■ WRITTEN INSTRUCTION ■
The listing below is to be output in its exact form.

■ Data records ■
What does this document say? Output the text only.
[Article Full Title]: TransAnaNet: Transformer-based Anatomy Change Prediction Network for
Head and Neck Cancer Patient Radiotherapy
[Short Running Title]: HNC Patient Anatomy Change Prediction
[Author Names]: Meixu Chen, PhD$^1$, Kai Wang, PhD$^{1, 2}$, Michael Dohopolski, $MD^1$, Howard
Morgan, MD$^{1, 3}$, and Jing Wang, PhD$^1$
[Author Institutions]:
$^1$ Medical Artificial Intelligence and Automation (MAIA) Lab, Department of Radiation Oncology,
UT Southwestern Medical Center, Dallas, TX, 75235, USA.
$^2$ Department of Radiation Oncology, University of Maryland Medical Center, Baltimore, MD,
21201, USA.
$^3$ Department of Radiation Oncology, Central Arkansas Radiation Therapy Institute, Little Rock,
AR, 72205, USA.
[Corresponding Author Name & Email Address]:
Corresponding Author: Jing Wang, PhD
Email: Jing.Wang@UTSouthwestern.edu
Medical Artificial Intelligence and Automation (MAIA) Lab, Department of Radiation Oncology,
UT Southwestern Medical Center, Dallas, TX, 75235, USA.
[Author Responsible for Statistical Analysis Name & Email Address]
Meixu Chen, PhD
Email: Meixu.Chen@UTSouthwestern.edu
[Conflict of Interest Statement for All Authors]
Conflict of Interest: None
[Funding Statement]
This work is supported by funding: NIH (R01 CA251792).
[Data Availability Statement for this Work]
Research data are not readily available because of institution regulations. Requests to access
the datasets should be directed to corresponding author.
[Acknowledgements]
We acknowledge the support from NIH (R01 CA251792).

■ WRITTEN REPLY ■
What does this document say? Output the text only.
[Article Full Title]: TransAnaNet: Transformer-based Anatomy Change Prediction Network for
Head and Neck Cancer Patient Radiotherapy
[Short Running Title]: HNC Patient Anatomy Change Prediction
[Author Names]: Meixu Chen, PhD$^1$, Kai Wang, PhD$^{1, 2}$, Michael Dohopolski, $MD^1$, Howard
Morgan, MD$^{1, 3}$, and Jing Wang, PhD$^1$
[Author Institutions]:
$^1$ Medical Artificial Intelligence and Automation (MAIA) Lab, Department of Radiation Oncology,
UT Southwestern Medical Center, Dallas, TX, 75235, USA.
$^2$ Department of Radiation Oncology, University of Maryland Medical Center, Baltimore, MD,
21201, USA.
$^3$ Department of Radiation Oncology, Central Arkansas Radiation Therapy Institute, Little Rock,
AR, 72205, USA.
[Corresponding Author Name & Email Address]:
Corresponding Author: Jing Wang, PhD
Email: Jing.Wang@UTSouthwestern.edu
Medical Artificial Intelligence and Automation (MAIA) Lab, Department of Radiation Oncology,
UT Southwestern Medical Center, Dallas, TX, 75235, USA.
[Author Responsible for Statistical Analysis Name & Email Address]
Meixu Chen, PhD
Email: Meixu.Chen@UTSouthwestern.edu
[Conflict of Interest Statement for All Authors]
Conflict of Interest: None
[Funding Statement]
This work is supported by funding: NIH (R01 CA251792).
[Data Availability Statement for this Work]
Research data are not readily available because of institution regulations. Requests to access
the datasets should be directed to corresponding author.
[Acknowledgements]
We acknowledge the support from NIH (R01 CA251792).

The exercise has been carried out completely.